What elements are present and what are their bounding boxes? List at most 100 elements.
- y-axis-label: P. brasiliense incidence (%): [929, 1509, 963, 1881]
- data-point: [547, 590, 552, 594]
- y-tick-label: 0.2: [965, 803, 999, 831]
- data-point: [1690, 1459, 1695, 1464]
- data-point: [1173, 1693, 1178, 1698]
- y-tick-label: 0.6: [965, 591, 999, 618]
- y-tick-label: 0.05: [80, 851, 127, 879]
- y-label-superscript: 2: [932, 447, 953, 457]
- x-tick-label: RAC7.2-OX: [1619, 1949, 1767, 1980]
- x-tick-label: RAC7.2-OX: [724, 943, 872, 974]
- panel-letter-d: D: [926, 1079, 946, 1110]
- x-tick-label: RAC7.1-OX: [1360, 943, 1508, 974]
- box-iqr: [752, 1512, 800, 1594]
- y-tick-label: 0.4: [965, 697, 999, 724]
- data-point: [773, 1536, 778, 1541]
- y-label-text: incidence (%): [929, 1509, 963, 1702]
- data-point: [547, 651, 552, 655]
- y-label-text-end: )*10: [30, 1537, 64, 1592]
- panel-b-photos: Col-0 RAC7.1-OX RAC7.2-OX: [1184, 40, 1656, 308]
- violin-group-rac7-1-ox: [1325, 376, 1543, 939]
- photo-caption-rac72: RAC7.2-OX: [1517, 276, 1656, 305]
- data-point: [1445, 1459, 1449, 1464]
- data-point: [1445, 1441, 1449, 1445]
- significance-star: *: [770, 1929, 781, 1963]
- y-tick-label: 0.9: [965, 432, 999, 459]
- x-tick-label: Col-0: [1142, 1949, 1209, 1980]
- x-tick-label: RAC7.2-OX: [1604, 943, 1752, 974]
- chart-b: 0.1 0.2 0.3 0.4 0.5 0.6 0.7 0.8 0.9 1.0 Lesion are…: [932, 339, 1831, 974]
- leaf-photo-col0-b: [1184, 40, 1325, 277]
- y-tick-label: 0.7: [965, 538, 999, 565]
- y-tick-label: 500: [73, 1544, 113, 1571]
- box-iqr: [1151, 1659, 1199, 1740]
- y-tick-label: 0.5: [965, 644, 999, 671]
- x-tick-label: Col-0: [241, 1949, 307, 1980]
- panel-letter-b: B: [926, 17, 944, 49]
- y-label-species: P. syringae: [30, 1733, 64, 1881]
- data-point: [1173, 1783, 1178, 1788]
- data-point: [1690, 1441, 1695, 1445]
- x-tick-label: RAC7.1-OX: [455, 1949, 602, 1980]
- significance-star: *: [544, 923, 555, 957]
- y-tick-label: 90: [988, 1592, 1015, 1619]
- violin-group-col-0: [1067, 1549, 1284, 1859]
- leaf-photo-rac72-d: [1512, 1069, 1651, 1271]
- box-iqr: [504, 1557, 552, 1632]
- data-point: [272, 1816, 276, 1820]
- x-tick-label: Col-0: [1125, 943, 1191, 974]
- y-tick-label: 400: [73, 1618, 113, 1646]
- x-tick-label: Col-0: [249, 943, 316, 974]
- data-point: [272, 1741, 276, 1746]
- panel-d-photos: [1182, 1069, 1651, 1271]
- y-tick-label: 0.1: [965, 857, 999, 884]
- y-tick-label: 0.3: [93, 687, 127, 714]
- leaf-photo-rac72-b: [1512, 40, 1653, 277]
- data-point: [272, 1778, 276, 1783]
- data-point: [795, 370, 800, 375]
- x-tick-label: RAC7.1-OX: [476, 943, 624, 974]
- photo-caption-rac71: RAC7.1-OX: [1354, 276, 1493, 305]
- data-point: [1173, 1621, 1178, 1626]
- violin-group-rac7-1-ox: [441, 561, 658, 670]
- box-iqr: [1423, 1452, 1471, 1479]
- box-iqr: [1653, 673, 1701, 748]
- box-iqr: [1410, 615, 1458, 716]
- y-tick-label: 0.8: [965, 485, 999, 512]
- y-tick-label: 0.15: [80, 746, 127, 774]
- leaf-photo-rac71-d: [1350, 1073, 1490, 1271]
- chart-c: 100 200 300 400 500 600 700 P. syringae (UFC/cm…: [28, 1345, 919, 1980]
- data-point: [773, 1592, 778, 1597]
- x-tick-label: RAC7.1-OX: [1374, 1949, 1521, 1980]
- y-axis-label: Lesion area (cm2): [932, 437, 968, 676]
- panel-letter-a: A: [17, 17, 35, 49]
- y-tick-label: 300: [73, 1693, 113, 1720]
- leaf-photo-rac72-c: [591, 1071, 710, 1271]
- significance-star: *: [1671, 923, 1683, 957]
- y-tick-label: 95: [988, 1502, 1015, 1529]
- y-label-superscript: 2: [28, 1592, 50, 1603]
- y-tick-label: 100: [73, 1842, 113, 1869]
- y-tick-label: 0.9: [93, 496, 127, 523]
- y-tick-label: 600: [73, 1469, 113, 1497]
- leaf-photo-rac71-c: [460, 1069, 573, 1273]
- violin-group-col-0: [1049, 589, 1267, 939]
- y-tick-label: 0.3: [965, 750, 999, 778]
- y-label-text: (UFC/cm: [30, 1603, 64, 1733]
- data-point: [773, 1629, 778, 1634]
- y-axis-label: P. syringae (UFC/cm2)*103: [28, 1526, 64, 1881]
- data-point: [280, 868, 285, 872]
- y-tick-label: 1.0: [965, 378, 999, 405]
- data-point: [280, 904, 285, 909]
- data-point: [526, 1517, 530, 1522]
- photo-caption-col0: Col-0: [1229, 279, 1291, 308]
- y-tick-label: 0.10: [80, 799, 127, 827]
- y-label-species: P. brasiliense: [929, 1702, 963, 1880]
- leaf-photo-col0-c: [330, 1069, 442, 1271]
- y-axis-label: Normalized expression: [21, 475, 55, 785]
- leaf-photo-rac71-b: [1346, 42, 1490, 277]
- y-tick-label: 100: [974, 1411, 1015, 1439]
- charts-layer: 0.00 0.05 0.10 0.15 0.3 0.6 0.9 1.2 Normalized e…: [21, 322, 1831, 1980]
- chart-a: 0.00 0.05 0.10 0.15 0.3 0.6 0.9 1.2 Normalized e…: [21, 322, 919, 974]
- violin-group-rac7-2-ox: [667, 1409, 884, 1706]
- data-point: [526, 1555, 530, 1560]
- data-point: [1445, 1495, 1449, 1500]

**The exercise**
Show every line of the listing above that contains the string "photos", treating uppercase and lowercase letters as different.

**Full output**
- panel-b-photos: Col-0 RAC7.1-OX RAC7.2-OX: [1184, 40, 1656, 308]
- panel-d-photos: [1182, 1069, 1651, 1271]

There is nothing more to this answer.